◆ OBJECTIVE ◆
Search the material for the word "time" and copy each line that holds it.
.....
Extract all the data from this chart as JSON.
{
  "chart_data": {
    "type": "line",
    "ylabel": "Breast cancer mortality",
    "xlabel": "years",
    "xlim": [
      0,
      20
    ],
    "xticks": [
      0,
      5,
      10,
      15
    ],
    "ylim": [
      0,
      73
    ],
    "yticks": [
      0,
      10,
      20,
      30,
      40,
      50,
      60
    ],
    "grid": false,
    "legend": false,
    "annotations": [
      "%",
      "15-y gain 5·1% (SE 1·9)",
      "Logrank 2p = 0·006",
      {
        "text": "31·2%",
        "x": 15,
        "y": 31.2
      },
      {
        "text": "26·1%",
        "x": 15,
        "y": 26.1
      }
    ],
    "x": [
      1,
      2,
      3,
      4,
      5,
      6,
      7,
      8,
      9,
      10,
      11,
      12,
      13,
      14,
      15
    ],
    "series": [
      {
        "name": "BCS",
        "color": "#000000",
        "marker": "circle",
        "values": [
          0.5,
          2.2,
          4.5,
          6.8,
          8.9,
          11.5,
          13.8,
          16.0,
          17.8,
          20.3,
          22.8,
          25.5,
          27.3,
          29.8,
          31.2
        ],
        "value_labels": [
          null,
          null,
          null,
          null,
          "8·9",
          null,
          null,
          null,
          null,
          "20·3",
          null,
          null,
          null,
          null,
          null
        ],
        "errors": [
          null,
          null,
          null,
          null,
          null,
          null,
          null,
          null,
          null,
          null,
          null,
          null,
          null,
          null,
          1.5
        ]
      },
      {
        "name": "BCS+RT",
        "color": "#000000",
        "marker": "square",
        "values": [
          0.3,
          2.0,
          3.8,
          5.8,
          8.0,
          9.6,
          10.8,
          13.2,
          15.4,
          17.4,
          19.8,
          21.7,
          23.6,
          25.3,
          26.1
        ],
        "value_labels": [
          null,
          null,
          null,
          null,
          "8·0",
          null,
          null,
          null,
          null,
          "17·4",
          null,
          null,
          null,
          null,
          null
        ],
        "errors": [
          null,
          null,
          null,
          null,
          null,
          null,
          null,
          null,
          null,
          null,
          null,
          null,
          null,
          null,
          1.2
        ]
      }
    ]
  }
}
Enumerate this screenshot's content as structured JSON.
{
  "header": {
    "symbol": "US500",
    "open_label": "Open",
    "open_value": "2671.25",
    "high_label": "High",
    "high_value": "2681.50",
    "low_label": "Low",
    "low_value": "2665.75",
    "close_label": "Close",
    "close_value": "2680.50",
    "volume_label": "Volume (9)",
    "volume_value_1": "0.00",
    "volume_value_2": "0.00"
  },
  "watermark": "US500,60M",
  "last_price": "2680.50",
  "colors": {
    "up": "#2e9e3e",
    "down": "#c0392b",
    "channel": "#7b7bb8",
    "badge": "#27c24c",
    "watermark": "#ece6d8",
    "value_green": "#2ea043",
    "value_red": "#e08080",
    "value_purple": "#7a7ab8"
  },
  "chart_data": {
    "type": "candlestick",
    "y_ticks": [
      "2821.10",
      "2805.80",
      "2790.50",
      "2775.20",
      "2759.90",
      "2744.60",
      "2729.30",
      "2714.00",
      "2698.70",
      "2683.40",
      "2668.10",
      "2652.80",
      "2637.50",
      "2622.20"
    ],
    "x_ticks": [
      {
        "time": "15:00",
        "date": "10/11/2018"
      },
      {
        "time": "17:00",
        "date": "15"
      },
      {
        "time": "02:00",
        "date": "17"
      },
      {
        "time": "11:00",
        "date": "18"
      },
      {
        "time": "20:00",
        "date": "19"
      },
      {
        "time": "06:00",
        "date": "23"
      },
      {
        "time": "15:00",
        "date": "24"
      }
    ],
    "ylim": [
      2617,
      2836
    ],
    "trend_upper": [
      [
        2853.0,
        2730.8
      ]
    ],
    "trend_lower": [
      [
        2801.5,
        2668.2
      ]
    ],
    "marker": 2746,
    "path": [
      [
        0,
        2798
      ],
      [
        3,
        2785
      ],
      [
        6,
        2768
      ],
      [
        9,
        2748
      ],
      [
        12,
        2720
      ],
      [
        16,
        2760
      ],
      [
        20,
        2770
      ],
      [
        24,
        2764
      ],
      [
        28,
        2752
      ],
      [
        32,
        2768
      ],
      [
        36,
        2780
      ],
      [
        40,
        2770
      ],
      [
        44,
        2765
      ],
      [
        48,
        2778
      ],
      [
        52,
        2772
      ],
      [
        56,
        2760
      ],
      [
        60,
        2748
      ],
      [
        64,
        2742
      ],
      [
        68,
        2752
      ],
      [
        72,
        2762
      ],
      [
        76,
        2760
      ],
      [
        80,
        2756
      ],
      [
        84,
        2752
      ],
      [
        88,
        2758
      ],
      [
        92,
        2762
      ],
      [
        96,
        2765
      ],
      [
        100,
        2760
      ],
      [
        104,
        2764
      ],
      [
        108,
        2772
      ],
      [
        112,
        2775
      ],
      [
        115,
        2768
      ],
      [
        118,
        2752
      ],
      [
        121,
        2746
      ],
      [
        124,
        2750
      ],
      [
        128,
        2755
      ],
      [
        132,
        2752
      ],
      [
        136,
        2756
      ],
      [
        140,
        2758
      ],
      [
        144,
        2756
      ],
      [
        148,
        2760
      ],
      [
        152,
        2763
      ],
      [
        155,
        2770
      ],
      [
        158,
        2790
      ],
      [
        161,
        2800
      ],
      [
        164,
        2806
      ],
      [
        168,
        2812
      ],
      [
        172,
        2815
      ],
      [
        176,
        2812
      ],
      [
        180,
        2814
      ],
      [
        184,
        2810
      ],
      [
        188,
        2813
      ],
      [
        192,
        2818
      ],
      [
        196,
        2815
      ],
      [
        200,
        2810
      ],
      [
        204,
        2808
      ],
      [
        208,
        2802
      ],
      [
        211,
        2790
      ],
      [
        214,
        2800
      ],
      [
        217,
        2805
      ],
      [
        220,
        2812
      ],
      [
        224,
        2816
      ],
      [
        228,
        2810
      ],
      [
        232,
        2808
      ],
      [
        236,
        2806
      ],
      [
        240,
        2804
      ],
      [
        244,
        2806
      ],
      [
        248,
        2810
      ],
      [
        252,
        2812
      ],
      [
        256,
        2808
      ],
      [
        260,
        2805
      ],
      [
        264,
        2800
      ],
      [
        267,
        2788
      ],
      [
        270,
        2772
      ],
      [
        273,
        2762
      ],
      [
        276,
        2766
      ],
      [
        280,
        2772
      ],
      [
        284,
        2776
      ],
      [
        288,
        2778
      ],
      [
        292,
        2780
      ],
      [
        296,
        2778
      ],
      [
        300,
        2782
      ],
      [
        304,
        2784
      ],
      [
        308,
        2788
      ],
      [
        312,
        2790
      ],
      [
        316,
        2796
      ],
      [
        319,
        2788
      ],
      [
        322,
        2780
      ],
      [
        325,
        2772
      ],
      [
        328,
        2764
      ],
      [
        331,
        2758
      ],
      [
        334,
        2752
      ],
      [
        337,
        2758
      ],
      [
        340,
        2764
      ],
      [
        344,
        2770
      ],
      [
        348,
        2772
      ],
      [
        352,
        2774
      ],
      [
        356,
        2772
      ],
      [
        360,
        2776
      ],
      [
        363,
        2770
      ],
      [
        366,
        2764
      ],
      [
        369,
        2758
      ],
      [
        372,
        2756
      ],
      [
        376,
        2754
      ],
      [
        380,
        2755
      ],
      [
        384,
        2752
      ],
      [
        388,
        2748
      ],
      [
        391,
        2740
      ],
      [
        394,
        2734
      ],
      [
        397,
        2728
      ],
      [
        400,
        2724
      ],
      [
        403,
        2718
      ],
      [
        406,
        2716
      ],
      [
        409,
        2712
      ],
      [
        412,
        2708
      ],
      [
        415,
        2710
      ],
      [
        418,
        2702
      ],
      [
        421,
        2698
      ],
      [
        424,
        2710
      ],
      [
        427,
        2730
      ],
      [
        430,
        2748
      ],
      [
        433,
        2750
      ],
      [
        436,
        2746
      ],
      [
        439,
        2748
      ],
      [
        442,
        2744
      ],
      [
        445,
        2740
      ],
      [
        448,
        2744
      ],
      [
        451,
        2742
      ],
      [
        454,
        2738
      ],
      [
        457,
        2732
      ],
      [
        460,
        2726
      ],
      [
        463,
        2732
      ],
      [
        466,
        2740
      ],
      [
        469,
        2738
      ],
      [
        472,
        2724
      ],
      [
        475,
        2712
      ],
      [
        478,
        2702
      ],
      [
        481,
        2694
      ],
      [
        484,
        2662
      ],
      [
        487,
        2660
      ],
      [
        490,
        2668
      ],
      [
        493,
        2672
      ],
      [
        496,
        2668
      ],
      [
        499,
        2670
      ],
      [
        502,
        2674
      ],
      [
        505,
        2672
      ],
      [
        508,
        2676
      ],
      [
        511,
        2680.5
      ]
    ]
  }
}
.....
◆ RESULT OF THE TASK ◆
        "time": "15:00",
        "time": "17:00",
        "time": "02:00",
        "time": "11:00",
        "time": "20:00",
        "time": "06:00",
        "time": "15:00",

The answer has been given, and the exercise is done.